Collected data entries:
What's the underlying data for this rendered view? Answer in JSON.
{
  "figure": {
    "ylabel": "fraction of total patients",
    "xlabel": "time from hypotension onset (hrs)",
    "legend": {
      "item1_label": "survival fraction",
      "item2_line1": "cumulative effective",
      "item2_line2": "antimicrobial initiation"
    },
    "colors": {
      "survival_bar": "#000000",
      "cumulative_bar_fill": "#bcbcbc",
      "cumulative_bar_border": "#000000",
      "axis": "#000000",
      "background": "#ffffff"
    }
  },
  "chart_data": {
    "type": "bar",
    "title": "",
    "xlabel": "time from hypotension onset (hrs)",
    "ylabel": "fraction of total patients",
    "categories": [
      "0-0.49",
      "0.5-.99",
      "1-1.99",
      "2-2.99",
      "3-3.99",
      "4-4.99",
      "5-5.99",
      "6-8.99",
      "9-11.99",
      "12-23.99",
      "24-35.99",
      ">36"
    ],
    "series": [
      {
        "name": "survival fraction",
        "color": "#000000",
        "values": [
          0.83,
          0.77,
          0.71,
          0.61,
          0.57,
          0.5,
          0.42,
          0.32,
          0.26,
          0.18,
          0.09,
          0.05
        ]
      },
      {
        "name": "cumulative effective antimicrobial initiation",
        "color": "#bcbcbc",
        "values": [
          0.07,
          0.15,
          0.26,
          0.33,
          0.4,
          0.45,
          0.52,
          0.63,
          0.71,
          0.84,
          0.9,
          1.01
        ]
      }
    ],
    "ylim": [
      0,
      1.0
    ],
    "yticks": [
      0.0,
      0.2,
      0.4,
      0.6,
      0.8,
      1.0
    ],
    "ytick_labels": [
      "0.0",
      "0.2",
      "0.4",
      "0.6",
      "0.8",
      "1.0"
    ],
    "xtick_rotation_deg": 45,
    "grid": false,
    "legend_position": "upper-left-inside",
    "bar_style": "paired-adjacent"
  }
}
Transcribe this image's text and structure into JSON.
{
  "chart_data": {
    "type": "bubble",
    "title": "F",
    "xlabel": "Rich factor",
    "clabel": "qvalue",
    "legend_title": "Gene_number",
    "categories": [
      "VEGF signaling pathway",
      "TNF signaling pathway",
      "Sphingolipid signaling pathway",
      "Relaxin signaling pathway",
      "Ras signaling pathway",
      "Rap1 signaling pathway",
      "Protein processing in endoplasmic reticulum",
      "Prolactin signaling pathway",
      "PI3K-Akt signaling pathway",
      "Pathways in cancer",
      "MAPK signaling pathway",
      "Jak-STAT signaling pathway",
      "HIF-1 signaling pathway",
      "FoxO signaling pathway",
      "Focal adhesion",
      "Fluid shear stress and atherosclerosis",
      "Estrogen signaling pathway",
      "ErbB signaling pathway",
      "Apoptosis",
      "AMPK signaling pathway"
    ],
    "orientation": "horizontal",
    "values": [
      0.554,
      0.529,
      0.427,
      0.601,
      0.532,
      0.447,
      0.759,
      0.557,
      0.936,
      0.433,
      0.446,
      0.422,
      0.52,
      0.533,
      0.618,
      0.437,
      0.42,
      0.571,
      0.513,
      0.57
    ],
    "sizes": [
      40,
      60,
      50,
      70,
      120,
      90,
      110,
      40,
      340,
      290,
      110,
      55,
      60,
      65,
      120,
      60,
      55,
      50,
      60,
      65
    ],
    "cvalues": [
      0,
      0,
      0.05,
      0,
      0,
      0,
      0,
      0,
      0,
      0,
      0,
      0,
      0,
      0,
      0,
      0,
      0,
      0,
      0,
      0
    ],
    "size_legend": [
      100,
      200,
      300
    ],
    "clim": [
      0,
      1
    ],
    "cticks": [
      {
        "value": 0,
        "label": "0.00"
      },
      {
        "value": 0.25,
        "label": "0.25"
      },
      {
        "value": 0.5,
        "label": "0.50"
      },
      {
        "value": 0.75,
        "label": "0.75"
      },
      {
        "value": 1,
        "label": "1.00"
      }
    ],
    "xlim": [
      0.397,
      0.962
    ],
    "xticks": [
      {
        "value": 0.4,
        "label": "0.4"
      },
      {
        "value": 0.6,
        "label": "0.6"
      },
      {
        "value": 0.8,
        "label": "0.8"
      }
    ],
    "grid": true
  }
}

• [WHAT IS NEEDED]: Set down every record once more, exactly as written.

• [SOLUTION]:
What's the underlying data for this rendered view? Answer in JSON.
{
  "figure": {
    "ylabel": "fraction of total patients",
    "xlabel": "time from hypotension onset (hrs)",
    "legend": {
      "item1_label": "survival fraction",
      "item2_line1": "cumulative effective",
      "item2_line2": "antimicrobial initiation"
    },
    "colors": {
      "survival_bar": "#000000",
      "cumulative_bar_fill": "#bcbcbc",
      "cumulative_bar_border": "#000000",
      "axis": "#000000",
      "background": "#ffffff"
    }
  },
  "chart_data": {
    "type": "bar",
    "title": "",
    "xlabel": "time from hypotension onset (hrs)",
    "ylabel": "fraction of total patients",
    "categories": [
      "0-0.49",
      "0.5-.99",
      "1-1.99",
      "2-2.99",
      "3-3.99",
      "4-4.99",
      "5-5.99",
      "6-8.99",
      "9-11.99",
      "12-23.99",
      "24-35.99",
      ">36"
    ],
    "series": [
      {
        "name": "survival fraction",
        "color": "#000000",
        "values": [
          0.83,
          0.77,
          0.71,
          0.61,
          0.57,
          0.5,
          0.42,
          0.32,
          0.26,
          0.18,
          0.09,
          0.05
        ]
      },
      {
        "name": "cumulative effective antimicrobial initiation",
        "color": "#bcbcbc",
        "values": [
          0.07,
          0.15,
          0.26,
          0.33,
          0.4,
          0.45,
          0.52,
          0.63,
          0.71,
          0.84,
          0.9,
          1.01
        ]
      }
    ],
    "ylim": [
      0,
      1.0
    ],
    "yticks": [
      0.0,
      0.2,
      0.4,
      0.6,
      0.8,
      1.0
    ],
    "ytick_labels": [
      "0.0",
      "0.2",
      "0.4",
      "0.6",
      "0.8",
      "1.0"
    ],
    "xtick_rotation_deg": 45,
    "grid": false,
    "legend_position": "upper-left-inside",
    "bar_style": "paired-adjacent"
  }
}
Transcribe this image's text and structure into JSON.
{
  "chart_data": {
    "type": "bubble",
    "title": "F",
    "xlabel": "Rich factor",
    "clabel": "qvalue",
    "legend_title": "Gene_number",
    "categories": [
      "VEGF signaling pathway",
      "TNF signaling pathway",
      "Sphingolipid signaling pathway",
      "Relaxin signaling pathway",
      "Ras signaling pathway",
      "Rap1 signaling pathway",
      "Protein processing in endoplasmic reticulum",
      "Prolactin signaling pathway",
      "PI3K-Akt signaling pathway",
      "Pathways in cancer",
      "MAPK signaling pathway",
      "Jak-STAT signaling pathway",
      "HIF-1 signaling pathway",
      "FoxO signaling pathway",
      "Focal adhesion",
      "Fluid shear stress and atherosclerosis",
      "Estrogen signaling pathway",
      "ErbB signaling pathway",
      "Apoptosis",
      "AMPK signaling pathway"
    ],
    "orientation": "horizontal",
    "values": [
      0.554,
      0.529,
      0.427,
      0.601,
      0.532,
      0.447,
      0.759,
      0.557,
      0.936,
      0.433,
      0.446,
      0.422,
      0.52,
      0.533,
      0.618,
      0.437,
      0.42,
      0.571,
      0.513,
      0.57
    ],
    "sizes": [
      40,
      60,
      50,
      70,
      120,
      90,
      110,
      40,
      340,
      290,
      110,
      55,
      60,
      65,
      120,
      60,
      55,
      50,
      60,
      65
    ],
    "cvalues": [
      0,
      0,
      0.05,
      0,
      0,
      0,
      0,
      0,
      0,
      0,
      0,
      0,
      0,
      0,
      0,
      0,
      0,
      0,
      0,
      0
    ],
    "size_legend": [
      100,
      200,
      300
    ],
    "clim": [
      0,
      1
    ],
    "cticks": [
      {
        "value": 0,
        "label": "0.00"
      },
      {
        "value": 0.25,
        "label": "0.25"
      },
      {
        "value": 0.5,
        "label": "0.50"
      },
      {
        "value": 0.75,
        "label": "0.75"
      },
      {
        "value": 1,
        "label": "1.00"
      }
    ],
    "xlim": [
      0.397,
      0.962
    ],
    "xticks": [
      {
        "value": 0.4,
        "label": "0.4"
      },
      {
        "value": 0.6,
        "label": "0.6"
      },
      {
        "value": 0.8,
        "label": "0.8"
      }
    ],
    "grid": true
  }
}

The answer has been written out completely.